▸ DATA SHOWN:
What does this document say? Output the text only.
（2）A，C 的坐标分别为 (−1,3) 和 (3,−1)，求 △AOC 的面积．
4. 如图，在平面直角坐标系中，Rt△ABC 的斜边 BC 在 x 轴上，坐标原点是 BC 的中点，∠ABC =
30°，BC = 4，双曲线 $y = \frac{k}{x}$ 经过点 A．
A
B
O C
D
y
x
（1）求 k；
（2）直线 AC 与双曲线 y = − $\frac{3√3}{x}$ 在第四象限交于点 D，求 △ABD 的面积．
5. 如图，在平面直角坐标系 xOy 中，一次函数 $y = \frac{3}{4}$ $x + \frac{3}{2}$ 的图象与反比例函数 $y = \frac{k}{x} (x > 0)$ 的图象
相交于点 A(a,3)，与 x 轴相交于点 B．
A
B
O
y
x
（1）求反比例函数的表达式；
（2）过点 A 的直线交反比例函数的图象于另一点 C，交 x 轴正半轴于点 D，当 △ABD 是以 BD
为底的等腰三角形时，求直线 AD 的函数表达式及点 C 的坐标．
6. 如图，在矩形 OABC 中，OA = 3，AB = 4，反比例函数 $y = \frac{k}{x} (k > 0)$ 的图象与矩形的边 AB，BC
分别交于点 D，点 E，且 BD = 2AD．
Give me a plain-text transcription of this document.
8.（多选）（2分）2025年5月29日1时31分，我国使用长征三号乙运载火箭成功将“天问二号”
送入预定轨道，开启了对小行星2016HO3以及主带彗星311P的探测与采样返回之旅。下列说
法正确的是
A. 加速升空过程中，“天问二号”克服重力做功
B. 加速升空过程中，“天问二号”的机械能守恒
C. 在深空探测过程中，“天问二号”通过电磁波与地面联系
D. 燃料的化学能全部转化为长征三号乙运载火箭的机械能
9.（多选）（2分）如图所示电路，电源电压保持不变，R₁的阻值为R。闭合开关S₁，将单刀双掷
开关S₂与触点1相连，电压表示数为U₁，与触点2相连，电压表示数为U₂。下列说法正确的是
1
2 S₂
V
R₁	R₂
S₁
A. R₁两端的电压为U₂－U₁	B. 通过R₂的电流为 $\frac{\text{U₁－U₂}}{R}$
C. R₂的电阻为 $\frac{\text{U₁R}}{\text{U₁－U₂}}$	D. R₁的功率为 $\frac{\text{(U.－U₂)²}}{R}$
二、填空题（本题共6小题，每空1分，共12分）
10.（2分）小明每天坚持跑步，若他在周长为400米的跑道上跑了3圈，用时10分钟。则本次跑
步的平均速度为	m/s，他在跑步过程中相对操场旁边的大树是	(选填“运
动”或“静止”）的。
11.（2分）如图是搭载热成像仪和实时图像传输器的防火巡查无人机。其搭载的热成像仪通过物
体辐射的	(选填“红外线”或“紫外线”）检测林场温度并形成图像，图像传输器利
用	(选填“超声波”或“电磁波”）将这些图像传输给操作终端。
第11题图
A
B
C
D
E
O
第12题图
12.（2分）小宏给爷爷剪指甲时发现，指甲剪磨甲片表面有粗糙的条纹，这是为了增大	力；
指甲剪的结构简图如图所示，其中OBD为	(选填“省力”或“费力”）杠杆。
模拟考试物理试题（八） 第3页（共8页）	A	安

▸ DIRECTIVE: Repeat the data above, word for word.

▸ WRITTEN SOLUTION:
What does this document say? Output the text only.
（2）A，C 的坐标分别为 (−1,3) 和 (3,−1)，求 △AOC 的面积．
4. 如图，在平面直角坐标系中，Rt△ABC 的斜边 BC 在 x 轴上，坐标原点是 BC 的中点，∠ABC =
30°，BC = 4，双曲线 $y = \frac{k}{x}$ 经过点 A．
A
B
O C
D
y
x
（1）求 k；
（2）直线 AC 与双曲线 y = − $\frac{3√3}{x}$ 在第四象限交于点 D，求 △ABD 的面积．
5. 如图，在平面直角坐标系 xOy 中，一次函数 $y = \frac{3}{4}$ $x + \frac{3}{2}$ 的图象与反比例函数 $y = \frac{k}{x} (x > 0)$ 的图象
相交于点 A(a,3)，与 x 轴相交于点 B．
A
B
O
y
x
（1）求反比例函数的表达式；
（2）过点 A 的直线交反比例函数的图象于另一点 C，交 x 轴正半轴于点 D，当 △ABD 是以 BD
为底的等腰三角形时，求直线 AD 的函数表达式及点 C 的坐标．
6. 如图，在矩形 OABC 中，OA = 3，AB = 4，反比例函数 $y = \frac{k}{x} (k > 0)$ 的图象与矩形的边 AB，BC
分别交于点 D，点 E，且 BD = 2AD．
Give me a plain-text transcription of this document.
8.（多选）（2分）2025年5月29日1时31分，我国使用长征三号乙运载火箭成功将“天问二号”
送入预定轨道，开启了对小行星2016HO3以及主带彗星311P的探测与采样返回之旅。下列说
法正确的是
A. 加速升空过程中，“天问二号”克服重力做功
B. 加速升空过程中，“天问二号”的机械能守恒
C. 在深空探测过程中，“天问二号”通过电磁波与地面联系
D. 燃料的化学能全部转化为长征三号乙运载火箭的机械能
9.（多选）（2分）如图所示电路，电源电压保持不变，R₁的阻值为R。闭合开关S₁，将单刀双掷
开关S₂与触点1相连，电压表示数为U₁，与触点2相连，电压表示数为U₂。下列说法正确的是
1
2 S₂
V
R₁	R₂
S₁
A. R₁两端的电压为U₂－U₁	B. 通过R₂的电流为 $\frac{\text{U₁－U₂}}{R}$
C. R₂的电阻为 $\frac{\text{U₁R}}{\text{U₁－U₂}}$	D. R₁的功率为 $\frac{\text{(U.－U₂)²}}{R}$
二、填空题（本题共6小题，每空1分，共12分）
10.（2分）小明每天坚持跑步，若他在周长为400米的跑道上跑了3圈，用时10分钟。则本次跑
步的平均速度为	m/s，他在跑步过程中相对操场旁边的大树是	(选填“运
动”或“静止”）的。
11.（2分）如图是搭载热成像仪和实时图像传输器的防火巡查无人机。其搭载的热成像仪通过物
体辐射的	(选填“红外线”或“紫外线”）检测林场温度并形成图像，图像传输器利
用	(选填“超声波”或“电磁波”）将这些图像传输给操作终端。
第11题图
A
B
C
D
E
O
第12题图
12.（2分）小宏给爷爷剪指甲时发现，指甲剪磨甲片表面有粗糙的条纹，这是为了增大	力；
指甲剪的结构简图如图所示，其中OBD为	(选填“省力”或“费力”）杠杆。
模拟考试物理试题（八） 第3页（共8页）	A	安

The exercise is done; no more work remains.